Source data
____________________

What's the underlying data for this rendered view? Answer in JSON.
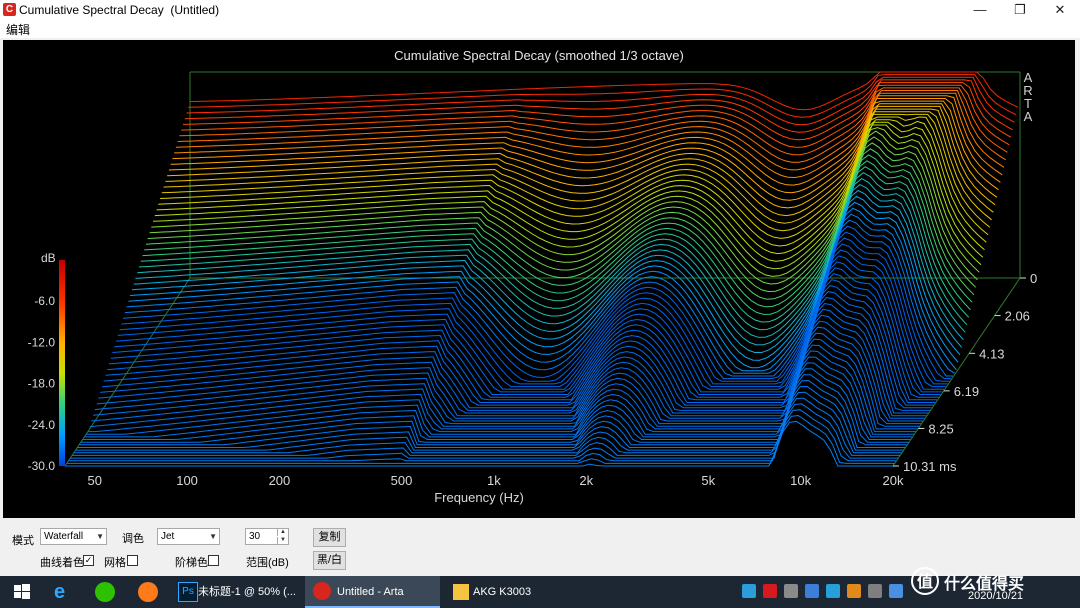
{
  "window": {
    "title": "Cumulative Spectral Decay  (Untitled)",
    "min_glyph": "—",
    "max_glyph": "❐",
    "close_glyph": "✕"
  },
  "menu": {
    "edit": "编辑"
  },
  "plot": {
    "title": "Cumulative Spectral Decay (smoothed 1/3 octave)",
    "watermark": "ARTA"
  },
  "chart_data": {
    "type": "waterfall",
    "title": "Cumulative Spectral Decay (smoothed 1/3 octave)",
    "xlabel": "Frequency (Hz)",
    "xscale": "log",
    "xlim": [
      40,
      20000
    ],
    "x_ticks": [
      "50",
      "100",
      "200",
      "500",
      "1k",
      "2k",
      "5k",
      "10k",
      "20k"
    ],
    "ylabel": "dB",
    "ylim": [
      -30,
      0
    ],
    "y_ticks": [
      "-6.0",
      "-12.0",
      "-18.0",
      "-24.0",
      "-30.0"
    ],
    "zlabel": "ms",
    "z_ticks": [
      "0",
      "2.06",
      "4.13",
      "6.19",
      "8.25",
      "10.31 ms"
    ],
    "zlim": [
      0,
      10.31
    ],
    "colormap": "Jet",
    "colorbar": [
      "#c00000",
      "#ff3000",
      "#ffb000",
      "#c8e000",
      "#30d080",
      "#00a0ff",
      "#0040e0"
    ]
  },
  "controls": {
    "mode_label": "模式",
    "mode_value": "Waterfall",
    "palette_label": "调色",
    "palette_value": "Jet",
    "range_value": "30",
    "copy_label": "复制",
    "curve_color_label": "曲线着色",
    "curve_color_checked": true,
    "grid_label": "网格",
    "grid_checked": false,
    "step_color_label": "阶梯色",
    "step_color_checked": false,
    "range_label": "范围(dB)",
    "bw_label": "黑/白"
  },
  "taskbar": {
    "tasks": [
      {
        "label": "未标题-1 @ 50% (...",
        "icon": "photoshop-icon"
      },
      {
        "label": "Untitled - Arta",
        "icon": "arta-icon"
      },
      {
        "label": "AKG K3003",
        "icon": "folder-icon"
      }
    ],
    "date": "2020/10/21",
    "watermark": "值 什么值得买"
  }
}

____________________

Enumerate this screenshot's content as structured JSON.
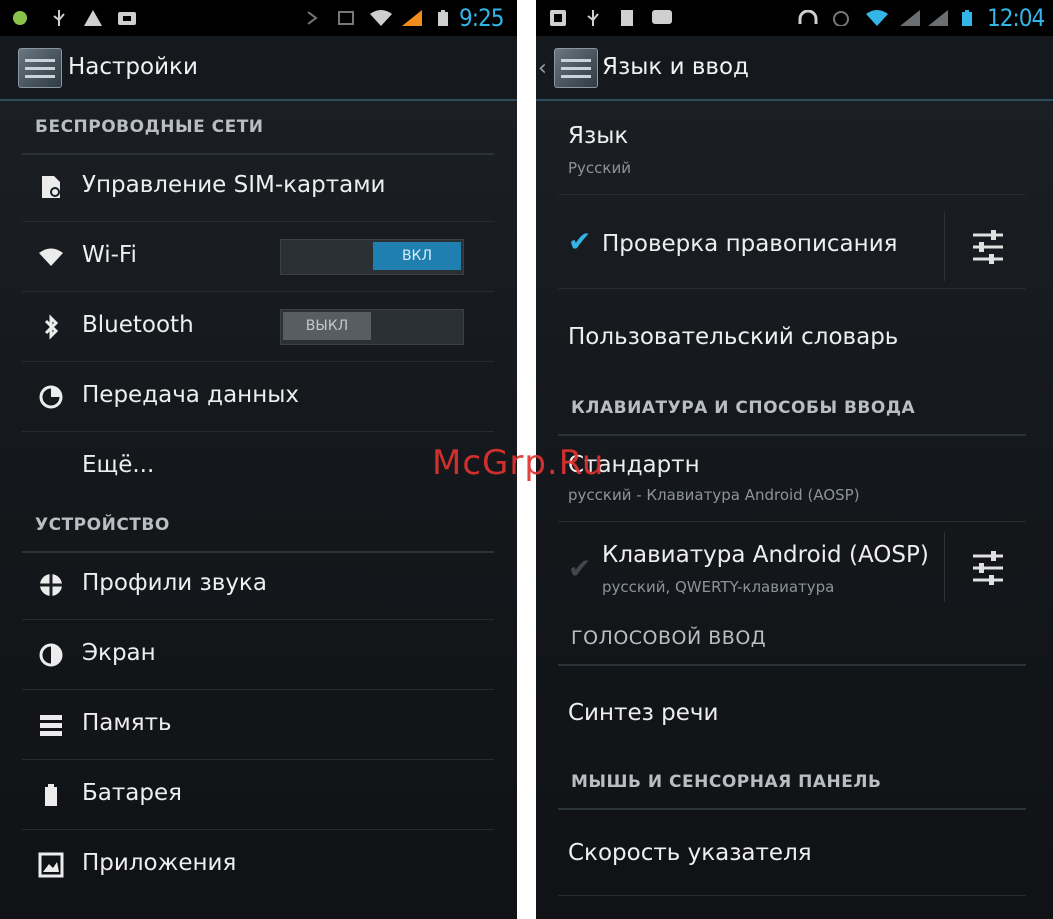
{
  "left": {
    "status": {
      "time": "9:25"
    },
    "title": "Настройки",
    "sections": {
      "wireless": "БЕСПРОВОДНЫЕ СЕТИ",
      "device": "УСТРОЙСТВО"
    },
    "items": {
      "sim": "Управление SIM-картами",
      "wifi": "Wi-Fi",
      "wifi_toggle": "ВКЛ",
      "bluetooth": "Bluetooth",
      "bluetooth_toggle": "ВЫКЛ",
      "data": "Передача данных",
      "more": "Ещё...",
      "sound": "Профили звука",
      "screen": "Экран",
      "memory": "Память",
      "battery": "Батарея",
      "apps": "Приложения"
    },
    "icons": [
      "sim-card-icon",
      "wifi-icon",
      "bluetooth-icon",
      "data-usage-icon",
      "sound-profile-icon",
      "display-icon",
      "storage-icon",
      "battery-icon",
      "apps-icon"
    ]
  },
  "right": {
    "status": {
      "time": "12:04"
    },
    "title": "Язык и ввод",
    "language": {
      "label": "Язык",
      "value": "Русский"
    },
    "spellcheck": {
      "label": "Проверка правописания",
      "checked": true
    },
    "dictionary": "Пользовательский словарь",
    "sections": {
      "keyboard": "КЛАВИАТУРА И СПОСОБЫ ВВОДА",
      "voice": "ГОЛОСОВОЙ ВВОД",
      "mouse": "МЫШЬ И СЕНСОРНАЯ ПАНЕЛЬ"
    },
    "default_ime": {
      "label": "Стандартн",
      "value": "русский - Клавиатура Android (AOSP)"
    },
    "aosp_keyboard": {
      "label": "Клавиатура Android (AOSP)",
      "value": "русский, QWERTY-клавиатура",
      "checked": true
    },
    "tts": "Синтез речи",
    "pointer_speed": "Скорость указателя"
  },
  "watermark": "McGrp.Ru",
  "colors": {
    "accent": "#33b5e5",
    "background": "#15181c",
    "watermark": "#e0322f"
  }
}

____________________

- **WORK TO BE COMPLETED**: Return the lines of the records that include the string "JSON".

- **SOLUTION FOR THIS PROBLEM**:
What's the underlying data for this rendered view? Answer in JSON.
Enumerate this screenshot's content as structured JSON.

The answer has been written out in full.